Annotations of page elements:

++++++++++

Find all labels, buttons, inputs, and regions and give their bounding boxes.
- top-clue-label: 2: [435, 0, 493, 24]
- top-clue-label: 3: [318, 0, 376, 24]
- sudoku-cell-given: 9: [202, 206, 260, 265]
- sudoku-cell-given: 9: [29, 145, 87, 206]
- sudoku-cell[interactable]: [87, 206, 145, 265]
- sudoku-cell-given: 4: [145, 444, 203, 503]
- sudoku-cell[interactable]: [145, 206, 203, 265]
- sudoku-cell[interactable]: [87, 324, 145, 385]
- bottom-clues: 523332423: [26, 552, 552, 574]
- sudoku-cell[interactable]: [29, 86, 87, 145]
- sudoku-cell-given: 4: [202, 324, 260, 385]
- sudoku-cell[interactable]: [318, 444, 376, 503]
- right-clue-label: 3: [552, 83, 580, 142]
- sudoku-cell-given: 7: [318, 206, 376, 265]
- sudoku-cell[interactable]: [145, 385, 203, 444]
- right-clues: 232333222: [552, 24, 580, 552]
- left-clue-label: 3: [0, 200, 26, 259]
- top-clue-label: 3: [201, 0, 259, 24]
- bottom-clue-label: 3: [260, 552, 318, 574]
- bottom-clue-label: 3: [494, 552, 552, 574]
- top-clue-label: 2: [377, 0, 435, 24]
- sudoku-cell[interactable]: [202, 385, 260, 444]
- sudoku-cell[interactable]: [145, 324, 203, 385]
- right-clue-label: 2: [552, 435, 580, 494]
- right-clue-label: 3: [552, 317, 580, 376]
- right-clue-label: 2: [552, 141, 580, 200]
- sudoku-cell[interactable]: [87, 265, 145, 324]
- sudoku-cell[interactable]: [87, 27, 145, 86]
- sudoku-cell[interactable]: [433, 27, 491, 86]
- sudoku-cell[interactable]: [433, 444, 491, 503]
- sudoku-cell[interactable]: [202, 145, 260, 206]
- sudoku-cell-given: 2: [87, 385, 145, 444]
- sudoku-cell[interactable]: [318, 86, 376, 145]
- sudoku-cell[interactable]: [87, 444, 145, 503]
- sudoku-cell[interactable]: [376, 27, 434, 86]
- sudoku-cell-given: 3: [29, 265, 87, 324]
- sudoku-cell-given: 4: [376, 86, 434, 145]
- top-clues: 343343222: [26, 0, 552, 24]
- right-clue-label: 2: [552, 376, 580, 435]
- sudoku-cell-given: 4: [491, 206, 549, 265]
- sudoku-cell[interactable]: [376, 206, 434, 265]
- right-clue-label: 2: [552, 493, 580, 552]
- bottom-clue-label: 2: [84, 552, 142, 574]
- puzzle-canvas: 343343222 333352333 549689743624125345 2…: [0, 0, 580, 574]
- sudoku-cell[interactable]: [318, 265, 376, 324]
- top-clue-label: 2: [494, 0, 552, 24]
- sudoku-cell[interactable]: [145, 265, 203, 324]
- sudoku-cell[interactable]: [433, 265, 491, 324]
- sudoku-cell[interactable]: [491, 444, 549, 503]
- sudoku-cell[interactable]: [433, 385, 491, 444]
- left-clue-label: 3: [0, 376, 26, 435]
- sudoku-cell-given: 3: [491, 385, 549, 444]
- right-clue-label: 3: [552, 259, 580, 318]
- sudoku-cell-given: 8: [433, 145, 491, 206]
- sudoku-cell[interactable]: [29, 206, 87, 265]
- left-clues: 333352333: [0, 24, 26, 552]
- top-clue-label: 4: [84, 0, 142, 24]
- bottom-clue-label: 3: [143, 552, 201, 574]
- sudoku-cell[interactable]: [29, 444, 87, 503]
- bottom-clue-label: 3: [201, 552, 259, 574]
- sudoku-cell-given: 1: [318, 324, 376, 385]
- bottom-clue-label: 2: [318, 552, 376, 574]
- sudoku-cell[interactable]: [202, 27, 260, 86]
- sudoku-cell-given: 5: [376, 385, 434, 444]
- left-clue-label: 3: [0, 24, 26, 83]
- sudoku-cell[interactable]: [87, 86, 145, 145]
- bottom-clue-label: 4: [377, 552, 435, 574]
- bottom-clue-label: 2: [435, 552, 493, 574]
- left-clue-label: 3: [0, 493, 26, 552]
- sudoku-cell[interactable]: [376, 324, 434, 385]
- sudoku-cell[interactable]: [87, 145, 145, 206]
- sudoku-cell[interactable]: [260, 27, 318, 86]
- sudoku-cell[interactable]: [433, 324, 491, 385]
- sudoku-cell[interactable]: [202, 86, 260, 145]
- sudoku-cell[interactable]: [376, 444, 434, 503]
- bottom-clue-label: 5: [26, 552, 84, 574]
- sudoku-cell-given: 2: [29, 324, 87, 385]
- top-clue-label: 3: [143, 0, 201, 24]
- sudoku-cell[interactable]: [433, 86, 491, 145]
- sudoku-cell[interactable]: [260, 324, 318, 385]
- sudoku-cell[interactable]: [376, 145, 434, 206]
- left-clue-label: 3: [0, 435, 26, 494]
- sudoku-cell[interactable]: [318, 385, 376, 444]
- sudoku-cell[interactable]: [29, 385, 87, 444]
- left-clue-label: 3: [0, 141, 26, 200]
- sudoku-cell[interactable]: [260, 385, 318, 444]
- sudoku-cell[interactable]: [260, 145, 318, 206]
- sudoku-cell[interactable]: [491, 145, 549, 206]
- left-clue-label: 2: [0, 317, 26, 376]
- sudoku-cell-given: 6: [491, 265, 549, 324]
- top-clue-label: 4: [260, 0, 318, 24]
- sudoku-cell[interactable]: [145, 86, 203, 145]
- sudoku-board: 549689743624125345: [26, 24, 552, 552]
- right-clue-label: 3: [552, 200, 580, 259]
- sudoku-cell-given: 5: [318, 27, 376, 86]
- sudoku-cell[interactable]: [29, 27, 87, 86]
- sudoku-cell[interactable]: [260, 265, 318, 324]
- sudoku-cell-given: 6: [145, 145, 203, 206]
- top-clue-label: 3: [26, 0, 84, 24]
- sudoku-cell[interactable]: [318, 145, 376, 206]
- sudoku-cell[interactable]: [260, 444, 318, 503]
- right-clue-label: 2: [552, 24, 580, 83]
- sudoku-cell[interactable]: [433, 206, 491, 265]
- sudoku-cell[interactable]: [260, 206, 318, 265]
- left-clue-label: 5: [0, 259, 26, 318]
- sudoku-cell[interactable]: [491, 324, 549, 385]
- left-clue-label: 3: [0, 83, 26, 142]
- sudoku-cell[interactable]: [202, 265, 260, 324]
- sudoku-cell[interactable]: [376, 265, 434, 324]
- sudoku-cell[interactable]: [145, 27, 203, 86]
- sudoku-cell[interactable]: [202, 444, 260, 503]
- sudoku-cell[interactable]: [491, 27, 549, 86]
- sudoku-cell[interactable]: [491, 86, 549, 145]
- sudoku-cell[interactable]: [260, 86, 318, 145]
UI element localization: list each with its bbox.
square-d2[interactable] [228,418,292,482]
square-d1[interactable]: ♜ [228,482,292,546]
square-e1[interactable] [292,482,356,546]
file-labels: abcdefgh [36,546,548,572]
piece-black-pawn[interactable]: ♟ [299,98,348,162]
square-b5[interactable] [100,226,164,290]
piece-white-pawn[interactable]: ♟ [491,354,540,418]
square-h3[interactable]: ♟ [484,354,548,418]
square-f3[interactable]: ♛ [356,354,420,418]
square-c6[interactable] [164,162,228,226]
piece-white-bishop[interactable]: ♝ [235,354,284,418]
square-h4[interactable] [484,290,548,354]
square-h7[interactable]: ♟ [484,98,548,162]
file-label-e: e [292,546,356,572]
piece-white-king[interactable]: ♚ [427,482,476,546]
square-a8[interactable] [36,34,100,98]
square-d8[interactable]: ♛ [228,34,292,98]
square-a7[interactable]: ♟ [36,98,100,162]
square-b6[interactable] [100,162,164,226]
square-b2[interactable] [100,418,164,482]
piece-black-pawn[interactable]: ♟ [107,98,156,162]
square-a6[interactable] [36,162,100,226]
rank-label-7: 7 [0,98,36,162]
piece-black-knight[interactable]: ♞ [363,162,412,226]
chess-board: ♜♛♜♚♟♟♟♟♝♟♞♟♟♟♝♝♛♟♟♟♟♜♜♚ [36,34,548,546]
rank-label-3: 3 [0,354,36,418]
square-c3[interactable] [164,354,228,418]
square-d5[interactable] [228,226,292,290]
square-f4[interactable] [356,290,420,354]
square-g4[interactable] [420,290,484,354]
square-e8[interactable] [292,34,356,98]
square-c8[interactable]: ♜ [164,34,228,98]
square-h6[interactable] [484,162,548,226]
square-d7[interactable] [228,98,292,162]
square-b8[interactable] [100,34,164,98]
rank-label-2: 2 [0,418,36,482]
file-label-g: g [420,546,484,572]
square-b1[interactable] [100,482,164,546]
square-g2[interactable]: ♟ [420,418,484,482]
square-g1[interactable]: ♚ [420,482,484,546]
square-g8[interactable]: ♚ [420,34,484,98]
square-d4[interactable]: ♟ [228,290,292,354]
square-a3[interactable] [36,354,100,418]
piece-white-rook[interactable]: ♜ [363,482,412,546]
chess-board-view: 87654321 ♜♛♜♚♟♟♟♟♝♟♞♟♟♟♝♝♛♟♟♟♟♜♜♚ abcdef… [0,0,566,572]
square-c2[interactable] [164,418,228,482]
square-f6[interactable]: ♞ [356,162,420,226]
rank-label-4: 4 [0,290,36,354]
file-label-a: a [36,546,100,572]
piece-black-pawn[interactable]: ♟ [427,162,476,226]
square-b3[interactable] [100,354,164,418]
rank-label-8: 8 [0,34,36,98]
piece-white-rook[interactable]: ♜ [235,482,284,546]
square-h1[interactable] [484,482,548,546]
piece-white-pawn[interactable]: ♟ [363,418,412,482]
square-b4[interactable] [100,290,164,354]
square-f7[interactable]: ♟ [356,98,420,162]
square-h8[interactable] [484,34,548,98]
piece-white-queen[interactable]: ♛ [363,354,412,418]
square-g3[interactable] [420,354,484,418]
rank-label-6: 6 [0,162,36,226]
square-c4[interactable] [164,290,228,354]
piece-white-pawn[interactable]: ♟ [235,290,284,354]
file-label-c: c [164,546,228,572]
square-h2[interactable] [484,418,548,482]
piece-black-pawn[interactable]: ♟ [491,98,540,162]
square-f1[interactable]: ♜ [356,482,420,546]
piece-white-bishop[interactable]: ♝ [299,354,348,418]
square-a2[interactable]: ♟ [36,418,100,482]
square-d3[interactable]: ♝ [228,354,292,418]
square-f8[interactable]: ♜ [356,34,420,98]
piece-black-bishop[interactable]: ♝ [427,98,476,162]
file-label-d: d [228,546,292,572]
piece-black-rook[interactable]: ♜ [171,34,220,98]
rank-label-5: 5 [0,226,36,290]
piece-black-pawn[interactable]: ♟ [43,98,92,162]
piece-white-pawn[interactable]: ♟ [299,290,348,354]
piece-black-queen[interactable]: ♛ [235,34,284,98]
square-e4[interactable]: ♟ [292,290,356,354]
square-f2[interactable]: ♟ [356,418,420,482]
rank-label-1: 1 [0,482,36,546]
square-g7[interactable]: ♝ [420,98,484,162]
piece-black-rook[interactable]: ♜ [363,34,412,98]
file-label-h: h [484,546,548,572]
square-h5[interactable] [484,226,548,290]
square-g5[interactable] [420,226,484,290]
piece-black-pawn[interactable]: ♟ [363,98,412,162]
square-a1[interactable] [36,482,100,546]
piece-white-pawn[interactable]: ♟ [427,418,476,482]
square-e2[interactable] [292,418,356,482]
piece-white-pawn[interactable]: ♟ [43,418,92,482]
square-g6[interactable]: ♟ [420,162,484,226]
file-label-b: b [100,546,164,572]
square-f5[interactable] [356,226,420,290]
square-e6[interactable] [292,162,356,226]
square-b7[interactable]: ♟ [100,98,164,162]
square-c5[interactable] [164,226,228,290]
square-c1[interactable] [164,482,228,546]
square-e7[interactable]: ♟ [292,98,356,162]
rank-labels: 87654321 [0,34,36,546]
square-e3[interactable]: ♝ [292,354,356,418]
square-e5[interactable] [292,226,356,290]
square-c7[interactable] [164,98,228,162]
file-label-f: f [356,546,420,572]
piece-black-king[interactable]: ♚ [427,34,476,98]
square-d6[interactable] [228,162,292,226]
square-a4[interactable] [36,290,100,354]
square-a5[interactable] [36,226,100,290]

++++++++++

Given exercise —
Convert the lines running from the start of the records through the line containing "- sudoku-cell-given: 7: [318, 206, 376, 265]" into a JSON list of strings, one string per line, leaving out any blank lines.

Output for this task —
[
  "Find all labels, buttons, inputs, and regions and give their bounding boxes.",
  "- top-clue-label: 2: [435, 0, 493, 24]",
  "- top-clue-label: 3: [318, 0, 376, 24]",
  "- sudoku-cell-given: 9: [202, 206, 260, 265]",
  "- sudoku-cell-given: 9: [29, 145, 87, 206]",
  "- sudoku-cell[interactable]: [87, 206, 145, 265]",
  "- sudoku-cell-given: 4: [145, 444, 203, 503]",
  "- sudoku-cell[interactable]: [145, 206, 203, 265]",
  "- sudoku-cell[interactable]: [87, 324, 145, 385]",
  "- bottom-clues: 523332423: [26, 552, 552, 574]",
  "- sudoku-cell[interactable]: [29, 86, 87, 145]",
  "- sudoku-cell-given: 4: [202, 324, 260, 385]",
  "- sudoku-cell[interactable]: [318, 444, 376, 503]",
  "- right-clue-label: 3: [552, 83, 580, 142]",
  "- sudoku-cell-given: 7: [318, 206, 376, 265]"
]